- **Instruction**: Please determine how many lines of the material include the word "Trace", and respond with nothing but that number.

- **Entries supplied**:
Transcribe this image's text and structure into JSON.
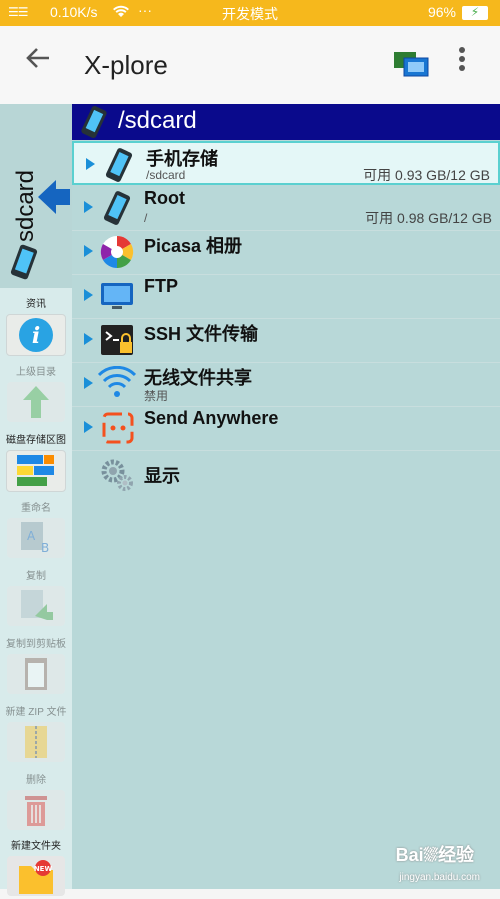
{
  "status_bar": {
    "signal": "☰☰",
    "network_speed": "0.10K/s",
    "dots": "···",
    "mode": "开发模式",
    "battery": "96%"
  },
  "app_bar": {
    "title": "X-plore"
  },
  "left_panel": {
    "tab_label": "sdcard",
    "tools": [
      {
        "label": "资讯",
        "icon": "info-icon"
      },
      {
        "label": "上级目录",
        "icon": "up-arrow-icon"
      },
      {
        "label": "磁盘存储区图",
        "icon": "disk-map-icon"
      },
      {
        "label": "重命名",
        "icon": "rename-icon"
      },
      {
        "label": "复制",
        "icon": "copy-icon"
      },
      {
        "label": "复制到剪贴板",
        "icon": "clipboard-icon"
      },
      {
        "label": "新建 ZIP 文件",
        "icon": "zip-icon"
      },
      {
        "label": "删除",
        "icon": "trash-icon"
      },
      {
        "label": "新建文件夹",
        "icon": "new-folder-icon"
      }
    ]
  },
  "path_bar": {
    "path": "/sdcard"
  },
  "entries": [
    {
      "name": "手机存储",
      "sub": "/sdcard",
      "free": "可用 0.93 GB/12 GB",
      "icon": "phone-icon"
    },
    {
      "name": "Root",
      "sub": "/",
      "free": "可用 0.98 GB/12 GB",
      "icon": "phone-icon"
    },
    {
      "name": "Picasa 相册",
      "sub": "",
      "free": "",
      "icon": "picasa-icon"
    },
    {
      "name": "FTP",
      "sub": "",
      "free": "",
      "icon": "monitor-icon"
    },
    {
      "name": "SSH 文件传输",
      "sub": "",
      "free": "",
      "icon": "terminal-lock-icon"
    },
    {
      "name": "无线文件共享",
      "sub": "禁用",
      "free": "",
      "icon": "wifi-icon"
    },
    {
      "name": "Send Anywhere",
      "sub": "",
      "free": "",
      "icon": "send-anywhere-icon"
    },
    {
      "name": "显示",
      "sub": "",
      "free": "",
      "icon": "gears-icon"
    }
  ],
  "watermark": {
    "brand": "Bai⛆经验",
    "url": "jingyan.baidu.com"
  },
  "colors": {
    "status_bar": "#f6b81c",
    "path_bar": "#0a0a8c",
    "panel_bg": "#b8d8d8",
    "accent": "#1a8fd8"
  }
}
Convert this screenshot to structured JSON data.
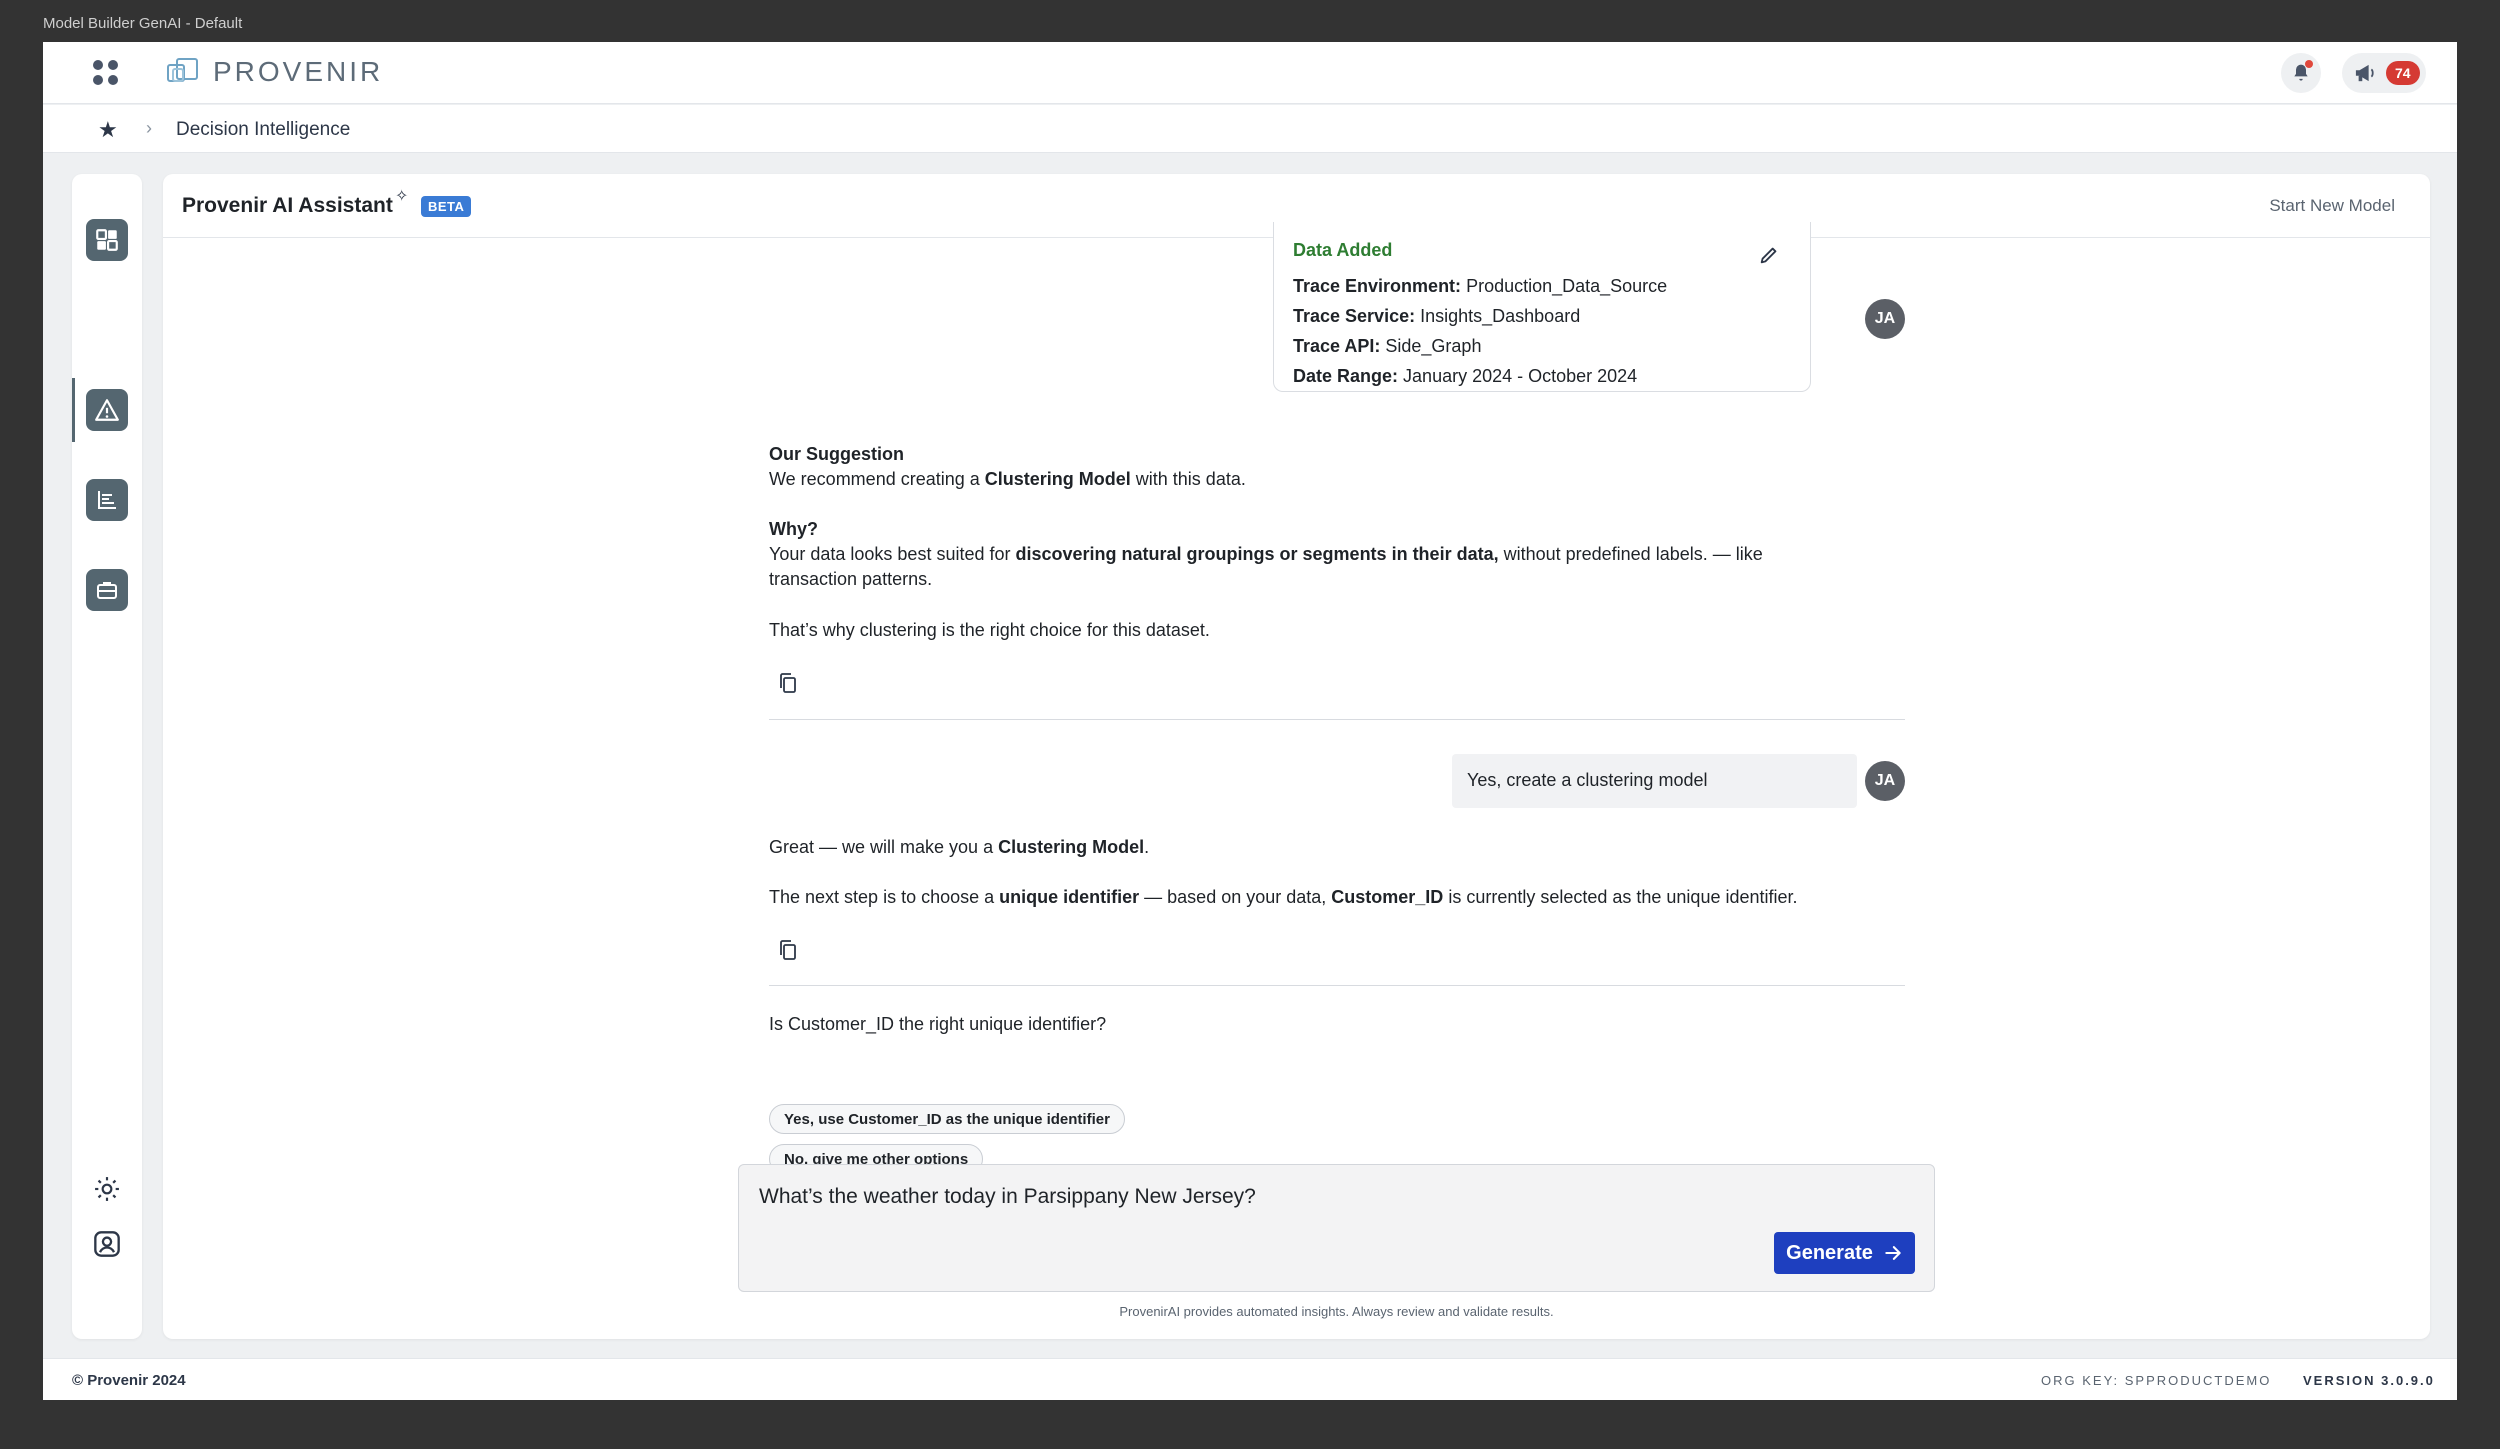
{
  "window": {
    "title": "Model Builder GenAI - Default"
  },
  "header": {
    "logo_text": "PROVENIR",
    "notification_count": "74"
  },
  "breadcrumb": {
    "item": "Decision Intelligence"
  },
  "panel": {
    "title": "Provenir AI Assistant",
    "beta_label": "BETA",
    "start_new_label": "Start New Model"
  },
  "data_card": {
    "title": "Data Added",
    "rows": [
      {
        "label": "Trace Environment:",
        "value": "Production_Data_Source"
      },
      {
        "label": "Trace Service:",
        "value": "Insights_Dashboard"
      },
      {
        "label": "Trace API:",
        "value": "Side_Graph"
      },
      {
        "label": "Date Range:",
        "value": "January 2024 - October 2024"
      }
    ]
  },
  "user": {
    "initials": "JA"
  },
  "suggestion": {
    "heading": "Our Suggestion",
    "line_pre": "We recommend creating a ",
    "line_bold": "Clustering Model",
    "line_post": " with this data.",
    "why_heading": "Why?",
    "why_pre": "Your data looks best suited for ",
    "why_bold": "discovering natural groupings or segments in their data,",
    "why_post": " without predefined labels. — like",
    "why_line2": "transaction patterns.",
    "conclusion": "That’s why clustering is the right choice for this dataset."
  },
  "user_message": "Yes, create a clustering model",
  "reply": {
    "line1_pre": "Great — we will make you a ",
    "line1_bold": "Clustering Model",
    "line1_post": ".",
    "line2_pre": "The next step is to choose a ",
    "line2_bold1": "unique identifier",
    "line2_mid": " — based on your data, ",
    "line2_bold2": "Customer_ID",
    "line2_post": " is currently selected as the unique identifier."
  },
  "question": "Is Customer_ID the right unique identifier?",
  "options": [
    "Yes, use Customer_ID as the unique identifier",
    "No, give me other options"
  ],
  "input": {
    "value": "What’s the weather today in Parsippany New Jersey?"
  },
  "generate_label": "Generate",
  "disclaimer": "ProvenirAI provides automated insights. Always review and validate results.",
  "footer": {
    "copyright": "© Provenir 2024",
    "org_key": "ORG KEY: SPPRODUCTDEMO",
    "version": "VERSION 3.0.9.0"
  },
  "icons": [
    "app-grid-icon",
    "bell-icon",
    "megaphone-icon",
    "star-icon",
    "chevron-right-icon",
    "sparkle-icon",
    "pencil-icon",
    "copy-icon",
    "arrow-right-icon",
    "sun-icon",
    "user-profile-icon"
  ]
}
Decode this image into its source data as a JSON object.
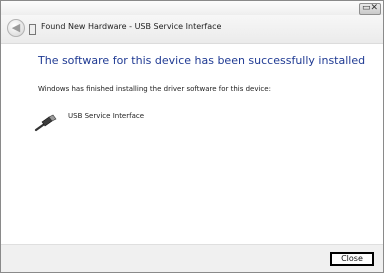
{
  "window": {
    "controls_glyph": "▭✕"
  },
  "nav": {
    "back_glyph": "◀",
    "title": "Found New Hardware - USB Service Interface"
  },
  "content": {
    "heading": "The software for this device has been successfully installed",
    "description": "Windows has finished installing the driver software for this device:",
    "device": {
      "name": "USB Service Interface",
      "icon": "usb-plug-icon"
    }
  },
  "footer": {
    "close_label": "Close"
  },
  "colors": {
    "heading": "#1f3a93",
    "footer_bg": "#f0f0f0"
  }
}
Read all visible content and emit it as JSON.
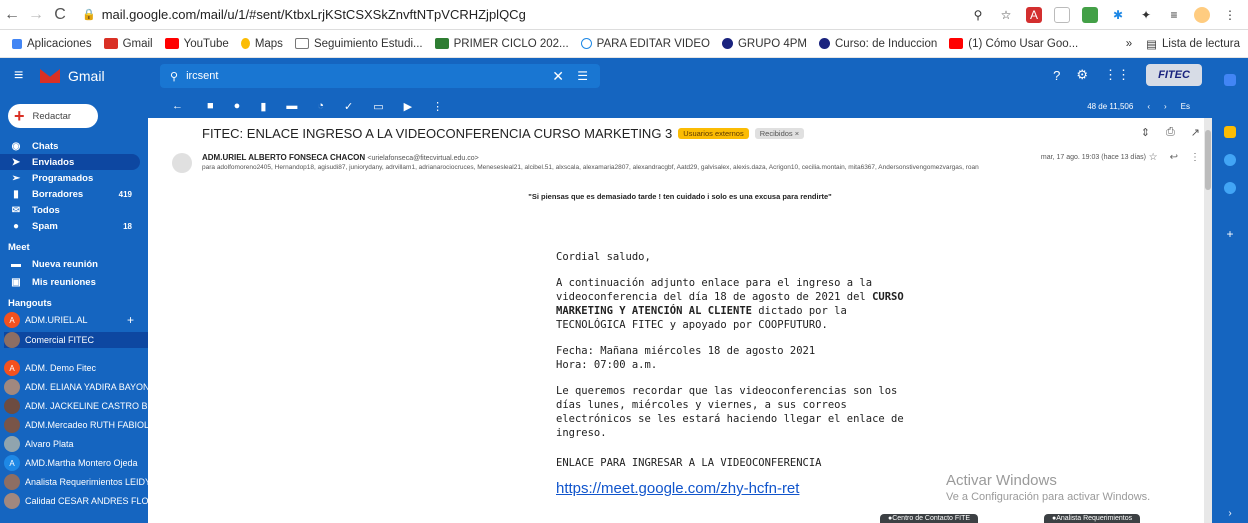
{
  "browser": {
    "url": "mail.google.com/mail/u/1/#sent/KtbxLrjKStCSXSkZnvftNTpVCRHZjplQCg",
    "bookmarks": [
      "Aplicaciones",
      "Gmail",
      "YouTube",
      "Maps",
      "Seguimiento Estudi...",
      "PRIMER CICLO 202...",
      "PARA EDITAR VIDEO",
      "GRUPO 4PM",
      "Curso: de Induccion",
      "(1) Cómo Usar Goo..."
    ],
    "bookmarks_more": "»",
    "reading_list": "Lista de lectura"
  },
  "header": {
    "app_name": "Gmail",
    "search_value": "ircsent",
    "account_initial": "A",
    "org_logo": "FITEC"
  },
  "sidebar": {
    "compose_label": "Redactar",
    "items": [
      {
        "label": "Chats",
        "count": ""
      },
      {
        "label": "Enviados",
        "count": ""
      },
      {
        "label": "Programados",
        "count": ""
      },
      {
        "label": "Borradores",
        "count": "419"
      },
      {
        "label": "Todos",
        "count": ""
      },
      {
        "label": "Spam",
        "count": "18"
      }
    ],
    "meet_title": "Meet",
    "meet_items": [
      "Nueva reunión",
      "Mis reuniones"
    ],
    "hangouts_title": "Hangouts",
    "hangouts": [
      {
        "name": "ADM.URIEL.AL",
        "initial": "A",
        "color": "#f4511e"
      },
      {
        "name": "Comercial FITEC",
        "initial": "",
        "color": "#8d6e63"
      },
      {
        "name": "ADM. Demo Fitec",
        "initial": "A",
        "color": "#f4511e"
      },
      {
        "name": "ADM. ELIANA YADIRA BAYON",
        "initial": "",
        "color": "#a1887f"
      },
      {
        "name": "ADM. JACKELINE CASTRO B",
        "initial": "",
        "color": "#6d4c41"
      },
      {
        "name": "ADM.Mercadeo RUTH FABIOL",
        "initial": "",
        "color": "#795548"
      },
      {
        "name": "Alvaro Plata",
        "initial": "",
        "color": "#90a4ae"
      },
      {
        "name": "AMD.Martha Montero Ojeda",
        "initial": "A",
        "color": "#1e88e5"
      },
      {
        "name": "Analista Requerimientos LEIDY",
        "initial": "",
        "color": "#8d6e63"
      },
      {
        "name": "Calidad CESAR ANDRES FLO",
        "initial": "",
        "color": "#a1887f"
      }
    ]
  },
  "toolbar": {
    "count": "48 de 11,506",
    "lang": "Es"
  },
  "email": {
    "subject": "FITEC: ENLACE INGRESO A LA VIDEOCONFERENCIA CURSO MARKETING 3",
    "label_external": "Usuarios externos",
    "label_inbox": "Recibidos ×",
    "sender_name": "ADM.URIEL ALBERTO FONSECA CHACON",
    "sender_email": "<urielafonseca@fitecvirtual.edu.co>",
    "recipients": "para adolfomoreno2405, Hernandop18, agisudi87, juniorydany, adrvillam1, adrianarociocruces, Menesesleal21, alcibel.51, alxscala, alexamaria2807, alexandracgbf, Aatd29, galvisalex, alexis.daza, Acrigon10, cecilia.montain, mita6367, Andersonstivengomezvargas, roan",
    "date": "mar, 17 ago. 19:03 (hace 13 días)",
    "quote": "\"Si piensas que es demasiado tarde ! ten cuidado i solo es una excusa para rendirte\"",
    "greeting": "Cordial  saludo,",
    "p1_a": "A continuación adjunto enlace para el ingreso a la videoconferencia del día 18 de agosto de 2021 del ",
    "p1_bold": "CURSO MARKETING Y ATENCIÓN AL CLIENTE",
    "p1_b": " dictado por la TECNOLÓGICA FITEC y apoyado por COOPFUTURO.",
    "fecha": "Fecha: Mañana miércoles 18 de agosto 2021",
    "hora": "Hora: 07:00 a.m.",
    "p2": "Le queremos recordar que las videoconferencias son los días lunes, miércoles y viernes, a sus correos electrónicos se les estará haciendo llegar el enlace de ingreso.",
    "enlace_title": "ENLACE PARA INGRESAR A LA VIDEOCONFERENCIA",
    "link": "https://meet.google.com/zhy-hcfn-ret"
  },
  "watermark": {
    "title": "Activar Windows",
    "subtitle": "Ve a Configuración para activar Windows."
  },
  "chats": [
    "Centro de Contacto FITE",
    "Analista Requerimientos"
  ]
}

- **Answer to the task**: 3